[The problem]:
What you return must match the data exactly, line for line.

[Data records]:
-- Opening Marker --
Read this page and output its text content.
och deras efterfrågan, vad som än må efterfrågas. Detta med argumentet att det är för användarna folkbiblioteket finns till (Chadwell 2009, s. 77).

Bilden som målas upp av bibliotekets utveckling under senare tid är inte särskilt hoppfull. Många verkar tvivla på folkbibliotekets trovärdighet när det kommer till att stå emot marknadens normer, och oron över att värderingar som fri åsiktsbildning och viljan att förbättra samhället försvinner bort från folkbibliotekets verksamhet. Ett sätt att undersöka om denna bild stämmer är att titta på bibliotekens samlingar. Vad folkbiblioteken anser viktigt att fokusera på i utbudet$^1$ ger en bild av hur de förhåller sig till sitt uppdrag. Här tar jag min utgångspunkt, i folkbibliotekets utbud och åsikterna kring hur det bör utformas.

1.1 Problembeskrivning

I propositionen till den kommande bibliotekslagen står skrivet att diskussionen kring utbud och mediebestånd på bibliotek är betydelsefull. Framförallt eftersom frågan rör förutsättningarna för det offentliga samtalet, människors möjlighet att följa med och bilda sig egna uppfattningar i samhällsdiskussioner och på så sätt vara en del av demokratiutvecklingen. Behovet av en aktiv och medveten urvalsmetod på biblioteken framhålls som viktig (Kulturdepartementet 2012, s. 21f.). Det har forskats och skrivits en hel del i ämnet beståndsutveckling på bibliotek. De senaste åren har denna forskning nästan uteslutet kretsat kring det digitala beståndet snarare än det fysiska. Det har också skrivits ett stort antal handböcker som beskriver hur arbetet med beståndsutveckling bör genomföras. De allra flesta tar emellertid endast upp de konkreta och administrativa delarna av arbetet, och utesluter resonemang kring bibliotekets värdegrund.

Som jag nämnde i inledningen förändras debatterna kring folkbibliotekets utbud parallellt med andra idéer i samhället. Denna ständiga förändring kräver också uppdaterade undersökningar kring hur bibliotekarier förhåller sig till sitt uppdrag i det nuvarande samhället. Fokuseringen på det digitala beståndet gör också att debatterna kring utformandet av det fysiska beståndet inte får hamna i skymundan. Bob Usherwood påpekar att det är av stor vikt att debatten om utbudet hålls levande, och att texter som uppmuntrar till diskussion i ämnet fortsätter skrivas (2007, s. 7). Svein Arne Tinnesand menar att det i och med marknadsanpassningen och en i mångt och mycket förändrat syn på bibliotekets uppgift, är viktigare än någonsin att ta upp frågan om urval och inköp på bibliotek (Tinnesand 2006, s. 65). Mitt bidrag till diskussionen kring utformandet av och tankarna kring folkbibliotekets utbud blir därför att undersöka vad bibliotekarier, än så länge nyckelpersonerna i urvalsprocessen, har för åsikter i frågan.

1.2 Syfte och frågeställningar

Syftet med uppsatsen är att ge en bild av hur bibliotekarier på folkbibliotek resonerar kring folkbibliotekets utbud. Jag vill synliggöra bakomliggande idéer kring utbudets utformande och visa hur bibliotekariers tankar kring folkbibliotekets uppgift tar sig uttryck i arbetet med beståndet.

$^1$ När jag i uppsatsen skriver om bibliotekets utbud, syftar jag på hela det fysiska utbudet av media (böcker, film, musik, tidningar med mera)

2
-- Closing Marker --
[Solution for this problem]:
Read this page and output its text content.
och deras efterfrågan, vad som än må efterfrågas. Detta med argumentet att det är för användarna folkbiblioteket finns till (Chadwell 2009, s. 77).

Bilden som målas upp av bibliotekets utveckling under senare tid är inte särskilt hoppfull. Många verkar tvivla på folkbibliotekets trovärdighet när det kommer till att stå emot marknadens normer, och oron över att värderingar som fri åsiktsbildning och viljan att förbättra samhället försvinner bort från folkbibliotekets verksamhet. Ett sätt att undersöka om denna bild stämmer är att titta på bibliotekens samlingar. Vad folkbiblioteken anser viktigt att fokusera på i utbudet$^1$ ger en bild av hur de förhåller sig till sitt uppdrag. Här tar jag min utgångspunkt, i folkbibliotekets utbud och åsikterna kring hur det bör utformas.

1.1 Problembeskrivning

I propositionen till den kommande bibliotekslagen står skrivet att diskussionen kring utbud och mediebestånd på bibliotek är betydelsefull. Framförallt eftersom frågan rör förutsättningarna för det offentliga samtalet, människors möjlighet att följa med och bilda sig egna uppfattningar i samhällsdiskussioner och på så sätt vara en del av demokratiutvecklingen. Behovet av en aktiv och medveten urvalsmetod på biblioteken framhålls som viktig (Kulturdepartementet 2012, s. 21f.). Det har forskats och skrivits en hel del i ämnet beståndsutveckling på bibliotek. De senaste åren har denna forskning nästan uteslutet kretsat kring det digitala beståndet snarare än det fysiska. Det har också skrivits ett stort antal handböcker som beskriver hur arbetet med beståndsutveckling bör genomföras. De allra flesta tar emellertid endast upp de konkreta och administrativa delarna av arbetet, och utesluter resonemang kring bibliotekets värdegrund.

Som jag nämnde i inledningen förändras debatterna kring folkbibliotekets utbud parallellt med andra idéer i samhället. Denna ständiga förändring kräver också uppdaterade undersökningar kring hur bibliotekarier förhåller sig till sitt uppdrag i det nuvarande samhället. Fokuseringen på det digitala beståndet gör också att debatterna kring utformandet av det fysiska beståndet inte får hamna i skymundan. Bob Usherwood påpekar att det är av stor vikt att debatten om utbudet hålls levande, och att texter som uppmuntrar till diskussion i ämnet fortsätter skrivas (2007, s. 7). Svein Arne Tinnesand menar att det i och med marknadsanpassningen och en i mångt och mycket förändrat syn på bibliotekets uppgift, är viktigare än någonsin att ta upp frågan om urval och inköp på bibliotek (Tinnesand 2006, s. 65). Mitt bidrag till diskussionen kring utformandet av och tankarna kring folkbibliotekets utbud blir därför att undersöka vad bibliotekarier, än så länge nyckelpersonerna i urvalsprocessen, har för åsikter i frågan.

1.2 Syfte och frågeställningar

Syftet med uppsatsen är att ge en bild av hur bibliotekarier på folkbibliotek resonerar kring folkbibliotekets utbud. Jag vill synliggöra bakomliggande idéer kring utbudets utformande och visa hur bibliotekariers tankar kring folkbibliotekets uppgift tar sig uttryck i arbetet med beståndet.

$^1$ När jag i uppsatsen skriver om bibliotekets utbud, syftar jag på hela det fysiska utbudet av media (böcker, film, musik, tidningar med mera)

2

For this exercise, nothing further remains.